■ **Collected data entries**
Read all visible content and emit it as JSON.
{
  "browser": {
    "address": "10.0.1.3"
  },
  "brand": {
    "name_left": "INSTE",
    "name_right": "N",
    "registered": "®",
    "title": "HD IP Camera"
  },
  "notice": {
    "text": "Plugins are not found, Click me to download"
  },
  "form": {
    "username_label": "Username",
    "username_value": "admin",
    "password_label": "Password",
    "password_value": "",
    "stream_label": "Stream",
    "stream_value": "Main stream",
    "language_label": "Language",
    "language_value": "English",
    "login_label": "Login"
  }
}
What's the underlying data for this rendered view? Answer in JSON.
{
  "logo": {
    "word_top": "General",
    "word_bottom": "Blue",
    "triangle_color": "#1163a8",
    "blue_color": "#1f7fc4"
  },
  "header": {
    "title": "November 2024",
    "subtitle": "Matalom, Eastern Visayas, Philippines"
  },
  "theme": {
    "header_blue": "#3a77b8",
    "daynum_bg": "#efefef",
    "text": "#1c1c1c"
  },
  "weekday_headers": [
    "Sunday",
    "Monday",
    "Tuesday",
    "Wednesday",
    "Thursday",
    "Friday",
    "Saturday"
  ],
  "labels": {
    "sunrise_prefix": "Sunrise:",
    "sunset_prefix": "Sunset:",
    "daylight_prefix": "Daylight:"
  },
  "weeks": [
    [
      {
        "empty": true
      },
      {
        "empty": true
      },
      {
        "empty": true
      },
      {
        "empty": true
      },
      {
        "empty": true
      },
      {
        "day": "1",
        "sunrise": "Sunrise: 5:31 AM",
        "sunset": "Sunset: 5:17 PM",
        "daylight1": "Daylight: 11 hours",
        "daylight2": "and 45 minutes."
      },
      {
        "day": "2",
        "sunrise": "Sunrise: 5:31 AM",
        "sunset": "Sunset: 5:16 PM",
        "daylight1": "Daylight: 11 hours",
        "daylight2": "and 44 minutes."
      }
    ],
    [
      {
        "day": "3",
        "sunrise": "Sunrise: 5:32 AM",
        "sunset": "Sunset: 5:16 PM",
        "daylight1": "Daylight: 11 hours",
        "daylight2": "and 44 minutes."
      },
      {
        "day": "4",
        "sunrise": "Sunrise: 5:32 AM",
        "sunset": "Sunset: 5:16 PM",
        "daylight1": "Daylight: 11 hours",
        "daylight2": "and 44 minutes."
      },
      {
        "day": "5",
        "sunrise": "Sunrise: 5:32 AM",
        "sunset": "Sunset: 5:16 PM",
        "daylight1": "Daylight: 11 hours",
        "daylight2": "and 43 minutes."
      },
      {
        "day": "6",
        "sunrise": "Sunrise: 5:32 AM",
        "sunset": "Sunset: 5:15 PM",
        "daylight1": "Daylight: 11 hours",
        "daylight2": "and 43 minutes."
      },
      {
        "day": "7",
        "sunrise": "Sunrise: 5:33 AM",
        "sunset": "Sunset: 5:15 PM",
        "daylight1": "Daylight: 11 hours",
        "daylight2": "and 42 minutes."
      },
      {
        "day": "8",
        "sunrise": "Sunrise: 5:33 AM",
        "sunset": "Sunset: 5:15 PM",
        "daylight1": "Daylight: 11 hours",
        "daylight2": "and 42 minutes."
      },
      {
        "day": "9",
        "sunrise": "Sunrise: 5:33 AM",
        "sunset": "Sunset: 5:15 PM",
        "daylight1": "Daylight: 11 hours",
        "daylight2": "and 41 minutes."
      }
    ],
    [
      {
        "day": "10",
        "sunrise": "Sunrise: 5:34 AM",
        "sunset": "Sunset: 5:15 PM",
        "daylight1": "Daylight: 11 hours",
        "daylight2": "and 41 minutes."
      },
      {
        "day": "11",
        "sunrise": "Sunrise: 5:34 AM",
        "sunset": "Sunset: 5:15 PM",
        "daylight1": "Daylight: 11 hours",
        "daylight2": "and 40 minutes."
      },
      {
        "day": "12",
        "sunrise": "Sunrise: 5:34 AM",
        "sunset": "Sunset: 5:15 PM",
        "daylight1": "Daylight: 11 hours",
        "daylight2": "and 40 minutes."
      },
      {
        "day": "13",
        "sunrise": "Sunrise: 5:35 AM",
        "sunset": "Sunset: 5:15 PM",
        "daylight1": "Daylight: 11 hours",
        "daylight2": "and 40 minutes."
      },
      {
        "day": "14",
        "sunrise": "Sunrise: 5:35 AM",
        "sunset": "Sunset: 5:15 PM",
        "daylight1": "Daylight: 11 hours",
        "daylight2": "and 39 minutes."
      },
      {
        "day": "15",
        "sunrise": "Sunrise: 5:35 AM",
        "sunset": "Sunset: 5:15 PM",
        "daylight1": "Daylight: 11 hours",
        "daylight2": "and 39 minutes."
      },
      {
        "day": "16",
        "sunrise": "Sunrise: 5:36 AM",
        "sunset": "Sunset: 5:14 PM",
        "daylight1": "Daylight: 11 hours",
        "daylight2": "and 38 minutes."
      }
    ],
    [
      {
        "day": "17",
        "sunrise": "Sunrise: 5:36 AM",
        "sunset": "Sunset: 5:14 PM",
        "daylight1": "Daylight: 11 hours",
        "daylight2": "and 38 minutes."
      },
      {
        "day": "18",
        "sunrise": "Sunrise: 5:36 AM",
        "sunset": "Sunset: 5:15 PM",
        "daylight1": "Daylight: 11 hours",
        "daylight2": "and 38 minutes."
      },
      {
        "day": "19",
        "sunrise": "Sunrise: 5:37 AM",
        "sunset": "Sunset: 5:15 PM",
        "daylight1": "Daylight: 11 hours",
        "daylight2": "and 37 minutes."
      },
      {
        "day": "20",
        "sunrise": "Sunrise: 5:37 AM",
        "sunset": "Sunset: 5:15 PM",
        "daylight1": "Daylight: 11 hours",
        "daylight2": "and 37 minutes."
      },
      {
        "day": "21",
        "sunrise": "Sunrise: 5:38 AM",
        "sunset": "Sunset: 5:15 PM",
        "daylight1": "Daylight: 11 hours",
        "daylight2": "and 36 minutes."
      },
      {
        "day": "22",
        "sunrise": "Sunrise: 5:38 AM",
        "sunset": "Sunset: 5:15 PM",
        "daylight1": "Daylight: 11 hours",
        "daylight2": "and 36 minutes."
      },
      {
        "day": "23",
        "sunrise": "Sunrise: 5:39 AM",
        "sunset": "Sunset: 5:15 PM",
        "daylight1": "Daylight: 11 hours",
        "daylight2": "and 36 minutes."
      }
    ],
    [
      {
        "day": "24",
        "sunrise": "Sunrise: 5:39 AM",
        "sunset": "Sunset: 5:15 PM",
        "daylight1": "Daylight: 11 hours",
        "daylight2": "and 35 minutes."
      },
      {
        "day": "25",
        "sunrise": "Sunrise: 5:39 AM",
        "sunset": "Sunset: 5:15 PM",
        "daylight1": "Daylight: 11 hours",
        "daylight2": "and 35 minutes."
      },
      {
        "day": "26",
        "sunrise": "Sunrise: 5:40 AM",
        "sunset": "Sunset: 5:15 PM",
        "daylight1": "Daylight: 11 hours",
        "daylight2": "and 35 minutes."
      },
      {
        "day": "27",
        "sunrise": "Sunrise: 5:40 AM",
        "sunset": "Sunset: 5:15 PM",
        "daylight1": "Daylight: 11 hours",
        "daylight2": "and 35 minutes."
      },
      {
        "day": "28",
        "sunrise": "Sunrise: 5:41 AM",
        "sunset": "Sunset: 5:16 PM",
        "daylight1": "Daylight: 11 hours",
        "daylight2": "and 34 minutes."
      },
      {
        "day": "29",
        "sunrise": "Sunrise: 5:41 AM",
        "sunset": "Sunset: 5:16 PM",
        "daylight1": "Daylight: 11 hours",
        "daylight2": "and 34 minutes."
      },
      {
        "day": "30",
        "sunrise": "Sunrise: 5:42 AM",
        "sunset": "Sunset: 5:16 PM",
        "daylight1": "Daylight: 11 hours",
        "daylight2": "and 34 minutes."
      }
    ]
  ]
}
---
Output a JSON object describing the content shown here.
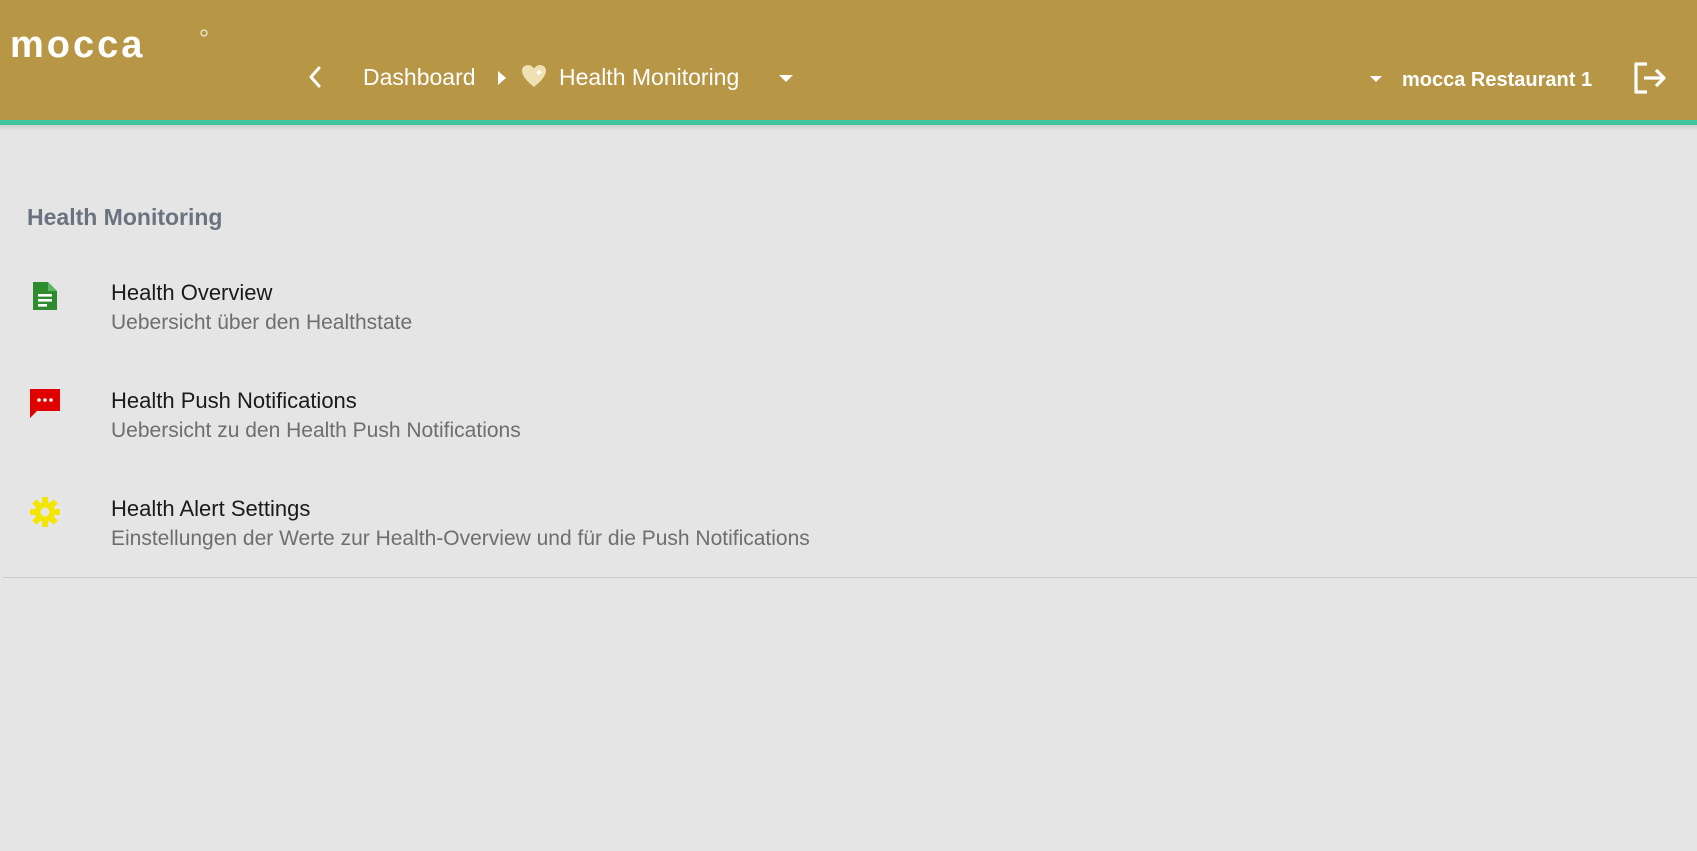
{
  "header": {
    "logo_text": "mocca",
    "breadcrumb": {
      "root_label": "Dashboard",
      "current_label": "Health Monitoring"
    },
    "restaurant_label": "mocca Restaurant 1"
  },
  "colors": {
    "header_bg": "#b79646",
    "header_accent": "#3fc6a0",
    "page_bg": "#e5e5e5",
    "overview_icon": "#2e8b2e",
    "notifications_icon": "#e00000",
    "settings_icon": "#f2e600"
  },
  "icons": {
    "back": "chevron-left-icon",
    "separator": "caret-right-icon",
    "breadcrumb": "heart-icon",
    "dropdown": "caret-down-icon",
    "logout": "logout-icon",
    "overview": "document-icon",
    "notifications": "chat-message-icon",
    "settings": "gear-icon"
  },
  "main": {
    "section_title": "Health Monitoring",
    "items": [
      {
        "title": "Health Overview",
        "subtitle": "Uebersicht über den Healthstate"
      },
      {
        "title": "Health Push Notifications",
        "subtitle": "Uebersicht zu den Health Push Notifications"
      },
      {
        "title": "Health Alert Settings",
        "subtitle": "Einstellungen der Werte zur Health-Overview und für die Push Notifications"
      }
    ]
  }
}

■ **Objective**
Among the entries, how many lines include the word "JSON"? Answer with a single number and nothing further.

■ **Result of the task**
3